## Aim
Compile every line that includes the word "TRDEMO".

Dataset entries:

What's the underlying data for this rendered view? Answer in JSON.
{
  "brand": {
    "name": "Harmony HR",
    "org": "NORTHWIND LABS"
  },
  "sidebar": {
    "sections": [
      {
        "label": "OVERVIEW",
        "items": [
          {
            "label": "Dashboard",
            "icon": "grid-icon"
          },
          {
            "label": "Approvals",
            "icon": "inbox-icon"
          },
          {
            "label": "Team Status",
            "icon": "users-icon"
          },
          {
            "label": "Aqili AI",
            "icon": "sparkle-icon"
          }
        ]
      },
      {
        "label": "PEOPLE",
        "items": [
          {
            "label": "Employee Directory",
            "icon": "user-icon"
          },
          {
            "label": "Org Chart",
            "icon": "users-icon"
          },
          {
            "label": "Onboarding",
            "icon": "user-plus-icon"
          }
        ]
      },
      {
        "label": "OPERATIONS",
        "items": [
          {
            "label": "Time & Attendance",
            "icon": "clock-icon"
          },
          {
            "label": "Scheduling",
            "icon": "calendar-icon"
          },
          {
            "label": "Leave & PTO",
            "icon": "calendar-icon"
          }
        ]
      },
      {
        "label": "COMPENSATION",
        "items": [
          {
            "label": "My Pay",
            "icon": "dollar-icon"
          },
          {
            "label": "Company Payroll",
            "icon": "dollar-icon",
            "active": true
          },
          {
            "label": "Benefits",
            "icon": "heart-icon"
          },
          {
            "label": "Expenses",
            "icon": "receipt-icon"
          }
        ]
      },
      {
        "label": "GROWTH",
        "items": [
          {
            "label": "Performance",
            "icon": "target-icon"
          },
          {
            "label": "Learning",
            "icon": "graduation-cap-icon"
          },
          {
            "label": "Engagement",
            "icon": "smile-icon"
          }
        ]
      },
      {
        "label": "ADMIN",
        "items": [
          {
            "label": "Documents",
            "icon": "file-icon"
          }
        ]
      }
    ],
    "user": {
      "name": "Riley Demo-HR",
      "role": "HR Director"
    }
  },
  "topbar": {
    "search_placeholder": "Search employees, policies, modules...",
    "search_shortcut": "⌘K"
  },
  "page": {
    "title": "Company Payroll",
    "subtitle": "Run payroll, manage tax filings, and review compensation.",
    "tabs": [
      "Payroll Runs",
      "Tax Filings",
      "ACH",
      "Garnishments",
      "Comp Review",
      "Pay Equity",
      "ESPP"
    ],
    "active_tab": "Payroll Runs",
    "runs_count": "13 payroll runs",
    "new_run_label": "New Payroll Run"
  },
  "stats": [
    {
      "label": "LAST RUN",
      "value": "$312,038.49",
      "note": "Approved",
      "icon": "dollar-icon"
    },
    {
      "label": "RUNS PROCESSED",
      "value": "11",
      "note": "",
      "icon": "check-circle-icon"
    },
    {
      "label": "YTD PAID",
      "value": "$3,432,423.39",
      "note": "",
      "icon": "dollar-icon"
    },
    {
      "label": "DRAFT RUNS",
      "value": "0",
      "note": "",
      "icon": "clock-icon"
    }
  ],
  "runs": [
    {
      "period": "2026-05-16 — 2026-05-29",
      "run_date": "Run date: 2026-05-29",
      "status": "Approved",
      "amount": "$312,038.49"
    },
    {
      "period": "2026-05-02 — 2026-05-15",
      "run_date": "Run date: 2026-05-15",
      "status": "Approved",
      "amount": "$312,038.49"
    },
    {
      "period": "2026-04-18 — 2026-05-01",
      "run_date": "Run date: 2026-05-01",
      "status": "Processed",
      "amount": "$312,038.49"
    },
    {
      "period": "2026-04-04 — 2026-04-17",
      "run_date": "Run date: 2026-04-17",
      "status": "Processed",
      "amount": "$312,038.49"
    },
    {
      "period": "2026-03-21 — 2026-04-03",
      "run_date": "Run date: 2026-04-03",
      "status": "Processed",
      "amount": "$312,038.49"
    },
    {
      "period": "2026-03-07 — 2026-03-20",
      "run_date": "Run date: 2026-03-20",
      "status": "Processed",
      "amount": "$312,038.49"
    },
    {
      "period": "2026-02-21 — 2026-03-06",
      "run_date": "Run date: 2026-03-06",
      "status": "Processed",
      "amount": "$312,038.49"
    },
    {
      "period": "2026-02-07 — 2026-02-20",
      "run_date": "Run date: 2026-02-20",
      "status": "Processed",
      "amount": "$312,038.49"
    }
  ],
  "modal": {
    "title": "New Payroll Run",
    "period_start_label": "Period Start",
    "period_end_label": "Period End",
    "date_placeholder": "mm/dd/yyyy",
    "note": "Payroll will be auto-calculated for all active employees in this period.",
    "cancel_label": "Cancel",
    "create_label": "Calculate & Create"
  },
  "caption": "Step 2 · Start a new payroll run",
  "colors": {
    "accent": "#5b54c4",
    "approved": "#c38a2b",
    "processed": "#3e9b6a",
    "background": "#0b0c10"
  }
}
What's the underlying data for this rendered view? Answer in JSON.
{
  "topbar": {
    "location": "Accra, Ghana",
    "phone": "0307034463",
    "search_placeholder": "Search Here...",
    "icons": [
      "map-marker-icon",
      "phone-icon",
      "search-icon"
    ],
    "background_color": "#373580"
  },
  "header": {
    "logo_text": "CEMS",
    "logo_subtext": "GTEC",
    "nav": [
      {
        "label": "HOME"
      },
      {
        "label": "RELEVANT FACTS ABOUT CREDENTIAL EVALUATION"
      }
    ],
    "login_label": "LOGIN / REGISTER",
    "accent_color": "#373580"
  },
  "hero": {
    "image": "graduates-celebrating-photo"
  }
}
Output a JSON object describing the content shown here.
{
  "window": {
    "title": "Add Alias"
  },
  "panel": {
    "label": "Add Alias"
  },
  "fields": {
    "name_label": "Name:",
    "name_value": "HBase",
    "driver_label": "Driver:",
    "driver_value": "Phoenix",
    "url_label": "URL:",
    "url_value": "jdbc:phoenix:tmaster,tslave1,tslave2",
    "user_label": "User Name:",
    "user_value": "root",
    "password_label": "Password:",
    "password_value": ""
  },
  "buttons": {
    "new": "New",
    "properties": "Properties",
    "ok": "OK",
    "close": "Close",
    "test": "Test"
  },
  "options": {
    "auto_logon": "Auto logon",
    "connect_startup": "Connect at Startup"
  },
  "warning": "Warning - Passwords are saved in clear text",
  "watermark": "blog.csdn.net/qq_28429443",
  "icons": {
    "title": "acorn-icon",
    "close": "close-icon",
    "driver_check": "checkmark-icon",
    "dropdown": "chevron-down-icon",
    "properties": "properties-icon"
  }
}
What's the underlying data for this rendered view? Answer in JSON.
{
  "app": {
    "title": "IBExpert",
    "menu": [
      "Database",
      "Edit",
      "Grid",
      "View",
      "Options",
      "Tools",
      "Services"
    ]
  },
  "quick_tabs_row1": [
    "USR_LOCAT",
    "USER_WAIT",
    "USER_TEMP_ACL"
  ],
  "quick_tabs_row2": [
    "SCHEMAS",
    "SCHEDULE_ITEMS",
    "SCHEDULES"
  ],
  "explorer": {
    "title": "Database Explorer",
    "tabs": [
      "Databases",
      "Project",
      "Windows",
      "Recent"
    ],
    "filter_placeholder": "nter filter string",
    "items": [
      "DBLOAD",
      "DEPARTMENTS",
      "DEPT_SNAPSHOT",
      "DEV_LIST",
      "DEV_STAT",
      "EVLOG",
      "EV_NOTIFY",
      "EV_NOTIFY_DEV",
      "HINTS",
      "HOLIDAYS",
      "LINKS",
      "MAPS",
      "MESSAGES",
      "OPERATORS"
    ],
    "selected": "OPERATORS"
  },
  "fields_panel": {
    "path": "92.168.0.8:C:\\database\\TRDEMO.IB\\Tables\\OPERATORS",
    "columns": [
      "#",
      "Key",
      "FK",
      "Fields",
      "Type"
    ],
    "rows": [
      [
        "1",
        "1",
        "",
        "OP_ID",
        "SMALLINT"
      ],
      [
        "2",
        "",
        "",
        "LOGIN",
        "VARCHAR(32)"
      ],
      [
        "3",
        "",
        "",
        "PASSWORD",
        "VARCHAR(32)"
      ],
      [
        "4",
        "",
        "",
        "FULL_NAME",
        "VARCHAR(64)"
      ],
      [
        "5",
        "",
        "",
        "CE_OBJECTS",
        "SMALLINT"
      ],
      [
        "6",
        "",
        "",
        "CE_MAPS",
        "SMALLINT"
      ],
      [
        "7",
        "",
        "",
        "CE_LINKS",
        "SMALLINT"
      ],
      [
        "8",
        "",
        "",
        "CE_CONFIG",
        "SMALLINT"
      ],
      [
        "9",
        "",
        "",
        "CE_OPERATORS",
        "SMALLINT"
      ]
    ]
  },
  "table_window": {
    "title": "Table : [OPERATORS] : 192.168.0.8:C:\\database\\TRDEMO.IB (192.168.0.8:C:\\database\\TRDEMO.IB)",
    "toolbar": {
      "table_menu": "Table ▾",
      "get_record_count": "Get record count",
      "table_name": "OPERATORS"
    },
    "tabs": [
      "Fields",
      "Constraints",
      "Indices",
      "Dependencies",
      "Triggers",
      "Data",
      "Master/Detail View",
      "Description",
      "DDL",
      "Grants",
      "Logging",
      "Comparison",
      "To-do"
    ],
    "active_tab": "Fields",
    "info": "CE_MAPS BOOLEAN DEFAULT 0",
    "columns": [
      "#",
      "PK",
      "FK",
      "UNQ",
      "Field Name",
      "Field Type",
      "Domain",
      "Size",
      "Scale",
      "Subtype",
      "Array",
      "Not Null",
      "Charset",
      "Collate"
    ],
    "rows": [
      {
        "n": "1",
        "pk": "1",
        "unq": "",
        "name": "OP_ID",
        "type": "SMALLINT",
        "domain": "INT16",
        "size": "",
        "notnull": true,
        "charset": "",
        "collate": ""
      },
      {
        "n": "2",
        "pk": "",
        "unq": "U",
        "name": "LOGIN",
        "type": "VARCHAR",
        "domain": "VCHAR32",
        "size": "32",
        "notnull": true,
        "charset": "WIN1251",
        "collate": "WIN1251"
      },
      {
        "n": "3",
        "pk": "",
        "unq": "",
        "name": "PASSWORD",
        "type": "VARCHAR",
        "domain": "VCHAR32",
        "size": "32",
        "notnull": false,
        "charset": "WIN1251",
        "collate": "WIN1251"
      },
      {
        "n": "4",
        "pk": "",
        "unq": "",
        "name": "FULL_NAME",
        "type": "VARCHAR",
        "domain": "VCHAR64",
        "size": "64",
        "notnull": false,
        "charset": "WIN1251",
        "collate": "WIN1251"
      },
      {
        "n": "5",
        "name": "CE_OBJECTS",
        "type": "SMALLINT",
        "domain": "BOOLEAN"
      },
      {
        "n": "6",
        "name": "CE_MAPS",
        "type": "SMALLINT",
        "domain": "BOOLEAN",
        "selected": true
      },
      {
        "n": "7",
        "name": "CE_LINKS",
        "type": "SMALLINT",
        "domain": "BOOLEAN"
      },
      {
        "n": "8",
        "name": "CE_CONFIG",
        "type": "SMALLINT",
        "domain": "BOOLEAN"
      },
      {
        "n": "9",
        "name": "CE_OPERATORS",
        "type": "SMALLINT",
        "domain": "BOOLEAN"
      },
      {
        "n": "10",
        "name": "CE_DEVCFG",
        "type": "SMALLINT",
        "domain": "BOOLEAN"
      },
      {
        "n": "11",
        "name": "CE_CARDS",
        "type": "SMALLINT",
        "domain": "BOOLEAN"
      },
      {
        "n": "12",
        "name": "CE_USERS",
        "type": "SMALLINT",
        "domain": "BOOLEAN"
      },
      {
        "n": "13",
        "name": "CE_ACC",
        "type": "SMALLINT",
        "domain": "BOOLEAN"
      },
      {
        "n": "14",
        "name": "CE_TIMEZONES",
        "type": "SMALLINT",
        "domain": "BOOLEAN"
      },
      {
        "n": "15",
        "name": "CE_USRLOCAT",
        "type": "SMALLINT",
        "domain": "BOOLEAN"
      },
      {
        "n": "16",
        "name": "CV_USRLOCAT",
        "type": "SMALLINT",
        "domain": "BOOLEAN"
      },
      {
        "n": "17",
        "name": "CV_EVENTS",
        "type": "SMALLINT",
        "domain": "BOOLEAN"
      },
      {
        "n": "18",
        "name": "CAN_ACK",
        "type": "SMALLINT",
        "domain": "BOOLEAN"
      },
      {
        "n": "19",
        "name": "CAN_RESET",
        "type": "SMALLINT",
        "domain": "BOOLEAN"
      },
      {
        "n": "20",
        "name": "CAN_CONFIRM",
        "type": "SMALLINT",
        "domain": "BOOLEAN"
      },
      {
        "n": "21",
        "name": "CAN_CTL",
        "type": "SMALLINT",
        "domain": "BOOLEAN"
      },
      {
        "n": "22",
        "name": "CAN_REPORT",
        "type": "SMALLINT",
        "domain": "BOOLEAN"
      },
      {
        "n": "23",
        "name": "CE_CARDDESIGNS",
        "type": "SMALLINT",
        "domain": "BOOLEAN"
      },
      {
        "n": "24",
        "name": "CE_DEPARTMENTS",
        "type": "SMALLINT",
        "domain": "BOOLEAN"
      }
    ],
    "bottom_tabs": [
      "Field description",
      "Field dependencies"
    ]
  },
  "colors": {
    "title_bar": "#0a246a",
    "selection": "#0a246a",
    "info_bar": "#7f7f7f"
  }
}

## Solution below
    "path": "92.168.0.8:C:\\database\\TRDEMO.IB\\Tables\\OPERATORS",
    "title": "Table : [OPERATORS] : 192.168.0.8:C:\\database\\TRDEMO.IB (192.168.0.8:C:\\database\\TRDEMO.IB)",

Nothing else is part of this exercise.